▶ **The exercise**: Return the records in full, exactly as given.

▶ **Given entries**:
+ + +

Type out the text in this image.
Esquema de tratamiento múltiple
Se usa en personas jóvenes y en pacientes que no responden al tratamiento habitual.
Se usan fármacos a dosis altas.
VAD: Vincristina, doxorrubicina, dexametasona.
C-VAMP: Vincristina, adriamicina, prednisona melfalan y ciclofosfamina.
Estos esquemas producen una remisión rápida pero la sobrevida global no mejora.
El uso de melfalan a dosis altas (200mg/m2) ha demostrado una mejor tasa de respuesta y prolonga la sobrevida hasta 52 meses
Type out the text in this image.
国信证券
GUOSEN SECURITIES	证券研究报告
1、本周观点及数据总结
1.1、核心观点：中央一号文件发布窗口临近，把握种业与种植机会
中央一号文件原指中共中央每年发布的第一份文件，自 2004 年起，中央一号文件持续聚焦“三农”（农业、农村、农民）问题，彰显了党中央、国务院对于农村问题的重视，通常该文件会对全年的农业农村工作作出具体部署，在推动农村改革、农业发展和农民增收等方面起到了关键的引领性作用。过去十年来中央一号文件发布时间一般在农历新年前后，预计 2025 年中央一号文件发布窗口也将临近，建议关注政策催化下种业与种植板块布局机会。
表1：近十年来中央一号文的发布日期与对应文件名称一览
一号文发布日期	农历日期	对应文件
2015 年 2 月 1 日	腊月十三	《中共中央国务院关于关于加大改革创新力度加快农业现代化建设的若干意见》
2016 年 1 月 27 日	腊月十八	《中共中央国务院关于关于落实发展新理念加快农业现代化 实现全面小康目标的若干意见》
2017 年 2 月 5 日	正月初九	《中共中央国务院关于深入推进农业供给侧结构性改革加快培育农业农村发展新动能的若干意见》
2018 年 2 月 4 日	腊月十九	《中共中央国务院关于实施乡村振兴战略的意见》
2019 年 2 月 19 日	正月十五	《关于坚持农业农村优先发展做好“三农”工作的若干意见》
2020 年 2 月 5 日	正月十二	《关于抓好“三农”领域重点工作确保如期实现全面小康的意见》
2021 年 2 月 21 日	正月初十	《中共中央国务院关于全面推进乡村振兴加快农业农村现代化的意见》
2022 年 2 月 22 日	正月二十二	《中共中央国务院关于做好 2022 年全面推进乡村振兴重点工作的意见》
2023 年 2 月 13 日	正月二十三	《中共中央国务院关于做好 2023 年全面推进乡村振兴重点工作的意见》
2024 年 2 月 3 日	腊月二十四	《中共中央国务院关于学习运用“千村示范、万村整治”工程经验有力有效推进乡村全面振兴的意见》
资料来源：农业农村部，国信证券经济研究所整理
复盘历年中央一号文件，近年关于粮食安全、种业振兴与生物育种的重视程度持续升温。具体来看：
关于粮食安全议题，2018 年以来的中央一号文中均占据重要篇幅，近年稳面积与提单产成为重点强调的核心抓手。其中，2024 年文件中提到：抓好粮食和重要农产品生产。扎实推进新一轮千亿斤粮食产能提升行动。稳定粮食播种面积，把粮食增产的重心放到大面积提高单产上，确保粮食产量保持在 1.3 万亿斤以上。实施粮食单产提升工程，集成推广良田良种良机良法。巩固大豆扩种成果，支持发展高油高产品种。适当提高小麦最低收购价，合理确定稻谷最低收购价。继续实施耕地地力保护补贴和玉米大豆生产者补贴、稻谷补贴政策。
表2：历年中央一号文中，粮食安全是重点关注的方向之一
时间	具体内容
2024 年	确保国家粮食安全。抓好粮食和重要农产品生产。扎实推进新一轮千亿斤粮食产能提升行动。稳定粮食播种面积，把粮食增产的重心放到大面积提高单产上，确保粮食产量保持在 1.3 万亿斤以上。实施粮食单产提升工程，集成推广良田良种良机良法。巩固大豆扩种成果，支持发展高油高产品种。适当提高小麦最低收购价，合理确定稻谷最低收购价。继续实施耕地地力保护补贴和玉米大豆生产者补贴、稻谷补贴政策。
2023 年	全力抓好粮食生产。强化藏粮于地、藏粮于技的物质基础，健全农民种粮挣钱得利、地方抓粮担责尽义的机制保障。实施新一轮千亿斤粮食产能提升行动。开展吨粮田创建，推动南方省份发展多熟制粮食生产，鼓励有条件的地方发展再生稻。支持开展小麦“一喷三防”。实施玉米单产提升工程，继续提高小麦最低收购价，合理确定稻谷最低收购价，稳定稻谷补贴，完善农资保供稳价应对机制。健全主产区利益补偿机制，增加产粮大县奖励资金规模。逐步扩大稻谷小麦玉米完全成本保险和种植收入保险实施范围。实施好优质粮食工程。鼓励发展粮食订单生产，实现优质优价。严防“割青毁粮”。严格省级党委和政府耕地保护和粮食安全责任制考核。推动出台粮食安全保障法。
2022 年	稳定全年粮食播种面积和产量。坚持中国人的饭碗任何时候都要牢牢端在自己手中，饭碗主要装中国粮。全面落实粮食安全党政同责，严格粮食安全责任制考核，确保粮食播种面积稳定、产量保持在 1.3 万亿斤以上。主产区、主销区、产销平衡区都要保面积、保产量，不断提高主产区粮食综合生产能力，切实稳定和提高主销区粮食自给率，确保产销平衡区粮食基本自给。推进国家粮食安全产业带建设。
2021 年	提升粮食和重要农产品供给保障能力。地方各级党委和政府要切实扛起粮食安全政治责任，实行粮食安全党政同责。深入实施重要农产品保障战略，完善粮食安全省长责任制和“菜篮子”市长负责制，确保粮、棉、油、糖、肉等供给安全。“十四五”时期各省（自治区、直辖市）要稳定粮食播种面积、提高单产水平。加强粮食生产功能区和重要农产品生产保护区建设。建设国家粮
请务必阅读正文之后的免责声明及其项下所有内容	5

+ + +

▶ **Solution to the problem**:
Type out the text in this image.
Esquema de tratamiento múltiple
Se usa en personas jóvenes y en pacientes que no responden al tratamiento habitual.
Se usan fármacos a dosis altas.
VAD: Vincristina, doxorrubicina, dexametasona.
C-VAMP: Vincristina, adriamicina, prednisona melfalan y ciclofosfamina.
Estos esquemas producen una remisión rápida pero la sobrevida global no mejora.
El uso de melfalan a dosis altas (200mg/m2) ha demostrado una mejor tasa de respuesta y prolonga la sobrevida hasta 52 meses
Type out the text in this image.
国信证券
GUOSEN SECURITIES	证券研究报告
1、本周观点及数据总结
1.1、核心观点：中央一号文件发布窗口临近，把握种业与种植机会
中央一号文件原指中共中央每年发布的第一份文件，自 2004 年起，中央一号文件持续聚焦“三农”（农业、农村、农民）问题，彰显了党中央、国务院对于农村问题的重视，通常该文件会对全年的农业农村工作作出具体部署，在推动农村改革、农业发展和农民增收等方面起到了关键的引领性作用。过去十年来中央一号文件发布时间一般在农历新年前后，预计 2025 年中央一号文件发布窗口也将临近，建议关注政策催化下种业与种植板块布局机会。
表1：近十年来中央一号文的发布日期与对应文件名称一览
一号文发布日期	农历日期	对应文件
2015 年 2 月 1 日	腊月十三	《中共中央国务院关于关于加大改革创新力度加快农业现代化建设的若干意见》
2016 年 1 月 27 日	腊月十八	《中共中央国务院关于关于落实发展新理念加快农业现代化 实现全面小康目标的若干意见》
2017 年 2 月 5 日	正月初九	《中共中央国务院关于深入推进农业供给侧结构性改革加快培育农业农村发展新动能的若干意见》
2018 年 2 月 4 日	腊月十九	《中共中央国务院关于实施乡村振兴战略的意见》
2019 年 2 月 19 日	正月十五	《关于坚持农业农村优先发展做好“三农”工作的若干意见》
2020 年 2 月 5 日	正月十二	《关于抓好“三农”领域重点工作确保如期实现全面小康的意见》
2021 年 2 月 21 日	正月初十	《中共中央国务院关于全面推进乡村振兴加快农业农村现代化的意见》
2022 年 2 月 22 日	正月二十二	《中共中央国务院关于做好 2022 年全面推进乡村振兴重点工作的意见》
2023 年 2 月 13 日	正月二十三	《中共中央国务院关于做好 2023 年全面推进乡村振兴重点工作的意见》
2024 年 2 月 3 日	腊月二十四	《中共中央国务院关于学习运用“千村示范、万村整治”工程经验有力有效推进乡村全面振兴的意见》
资料来源：农业农村部，国信证券经济研究所整理
复盘历年中央一号文件，近年关于粮食安全、种业振兴与生物育种的重视程度持续升温。具体来看：
关于粮食安全议题，2018 年以来的中央一号文中均占据重要篇幅，近年稳面积与提单产成为重点强调的核心抓手。其中，2024 年文件中提到：抓好粮食和重要农产品生产。扎实推进新一轮千亿斤粮食产能提升行动。稳定粮食播种面积，把粮食增产的重心放到大面积提高单产上，确保粮食产量保持在 1.3 万亿斤以上。实施粮食单产提升工程，集成推广良田良种良机良法。巩固大豆扩种成果，支持发展高油高产品种。适当提高小麦最低收购价，合理确定稻谷最低收购价。继续实施耕地地力保护补贴和玉米大豆生产者补贴、稻谷补贴政策。
表2：历年中央一号文中，粮食安全是重点关注的方向之一
时间	具体内容
2024 年	确保国家粮食安全。抓好粮食和重要农产品生产。扎实推进新一轮千亿斤粮食产能提升行动。稳定粮食播种面积，把粮食增产的重心放到大面积提高单产上，确保粮食产量保持在 1.3 万亿斤以上。实施粮食单产提升工程，集成推广良田良种良机良法。巩固大豆扩种成果，支持发展高油高产品种。适当提高小麦最低收购价，合理确定稻谷最低收购价。继续实施耕地地力保护补贴和玉米大豆生产者补贴、稻谷补贴政策。
2023 年	全力抓好粮食生产。强化藏粮于地、藏粮于技的物质基础，健全农民种粮挣钱得利、地方抓粮担责尽义的机制保障。实施新一轮千亿斤粮食产能提升行动。开展吨粮田创建，推动南方省份发展多熟制粮食生产，鼓励有条件的地方发展再生稻。支持开展小麦“一喷三防”。实施玉米单产提升工程，继续提高小麦最低收购价，合理确定稻谷最低收购价，稳定稻谷补贴，完善农资保供稳价应对机制。健全主产区利益补偿机制，增加产粮大县奖励资金规模。逐步扩大稻谷小麦玉米完全成本保险和种植收入保险实施范围。实施好优质粮食工程。鼓励发展粮食订单生产，实现优质优价。严防“割青毁粮”。严格省级党委和政府耕地保护和粮食安全责任制考核。推动出台粮食安全保障法。
2022 年	稳定全年粮食播种面积和产量。坚持中国人的饭碗任何时候都要牢牢端在自己手中，饭碗主要装中国粮。全面落实粮食安全党政同责，严格粮食安全责任制考核，确保粮食播种面积稳定、产量保持在 1.3 万亿斤以上。主产区、主销区、产销平衡区都要保面积、保产量，不断提高主产区粮食综合生产能力，切实稳定和提高主销区粮食自给率，确保产销平衡区粮食基本自给。推进国家粮食安全产业带建设。
2021 年	提升粮食和重要农产品供给保障能力。地方各级党委和政府要切实扛起粮食安全政治责任，实行粮食安全党政同责。深入实施重要农产品保障战略，完善粮食安全省长责任制和“菜篮子”市长负责制，确保粮、棉、油、糖、肉等供给安全。“十四五”时期各省（自治区、直辖市）要稳定粮食播种面积、提高单产水平。加强粮食生产功能区和重要农产品生产保护区建设。建设国家粮
请务必阅读正文之后的免责声明及其项下所有内容	5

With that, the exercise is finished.